Copy word for word the data from its first line through the line containing "svg-text:Monteluco: Monteluco bbox=[66, 29, 124, 45]", including both of those lines.
-.-.-
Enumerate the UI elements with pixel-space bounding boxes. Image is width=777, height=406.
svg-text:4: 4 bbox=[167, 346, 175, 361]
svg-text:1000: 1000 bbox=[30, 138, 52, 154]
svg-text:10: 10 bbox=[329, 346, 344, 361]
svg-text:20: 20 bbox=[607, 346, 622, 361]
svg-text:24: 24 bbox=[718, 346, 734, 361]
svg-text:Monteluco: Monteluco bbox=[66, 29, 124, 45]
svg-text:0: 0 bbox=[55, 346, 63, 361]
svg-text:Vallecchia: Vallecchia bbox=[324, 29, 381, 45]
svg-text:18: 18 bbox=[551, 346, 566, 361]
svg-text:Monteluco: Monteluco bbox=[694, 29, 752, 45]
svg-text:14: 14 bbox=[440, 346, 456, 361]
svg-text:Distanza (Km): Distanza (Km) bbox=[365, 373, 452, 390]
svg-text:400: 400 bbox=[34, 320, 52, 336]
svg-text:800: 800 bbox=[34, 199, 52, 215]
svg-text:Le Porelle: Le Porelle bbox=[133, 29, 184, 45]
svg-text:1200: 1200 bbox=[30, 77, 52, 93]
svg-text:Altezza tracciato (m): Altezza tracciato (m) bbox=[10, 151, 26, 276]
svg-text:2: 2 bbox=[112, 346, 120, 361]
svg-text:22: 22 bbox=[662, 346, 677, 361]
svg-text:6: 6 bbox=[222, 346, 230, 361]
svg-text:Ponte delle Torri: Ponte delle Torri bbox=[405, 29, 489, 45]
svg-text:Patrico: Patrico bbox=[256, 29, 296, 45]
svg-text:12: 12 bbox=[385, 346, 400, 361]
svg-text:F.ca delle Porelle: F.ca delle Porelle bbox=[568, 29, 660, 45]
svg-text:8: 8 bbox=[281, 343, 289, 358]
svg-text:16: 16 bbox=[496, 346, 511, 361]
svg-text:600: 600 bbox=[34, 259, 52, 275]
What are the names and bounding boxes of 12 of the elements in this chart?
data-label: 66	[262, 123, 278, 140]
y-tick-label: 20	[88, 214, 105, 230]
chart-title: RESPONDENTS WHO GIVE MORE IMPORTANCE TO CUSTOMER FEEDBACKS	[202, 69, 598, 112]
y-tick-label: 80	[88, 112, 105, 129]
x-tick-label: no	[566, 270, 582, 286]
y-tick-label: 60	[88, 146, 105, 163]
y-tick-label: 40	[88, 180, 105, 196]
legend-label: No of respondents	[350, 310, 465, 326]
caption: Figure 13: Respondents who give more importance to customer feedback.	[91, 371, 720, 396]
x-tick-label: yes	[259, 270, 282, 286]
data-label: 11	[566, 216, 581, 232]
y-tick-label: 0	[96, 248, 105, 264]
-.-.-
-- Correct response --
Enumerate the UI elements with pixel-space bounding boxes. Image is width=777, height=406.
svg-text:4: 4 bbox=[167, 346, 175, 361]
svg-text:1000: 1000 bbox=[30, 138, 52, 154]
svg-text:10: 10 bbox=[329, 346, 344, 361]
svg-text:20: 20 bbox=[607, 346, 622, 361]
svg-text:24: 24 bbox=[718, 346, 734, 361]
svg-text:Monteluco: Monteluco bbox=[66, 29, 124, 45]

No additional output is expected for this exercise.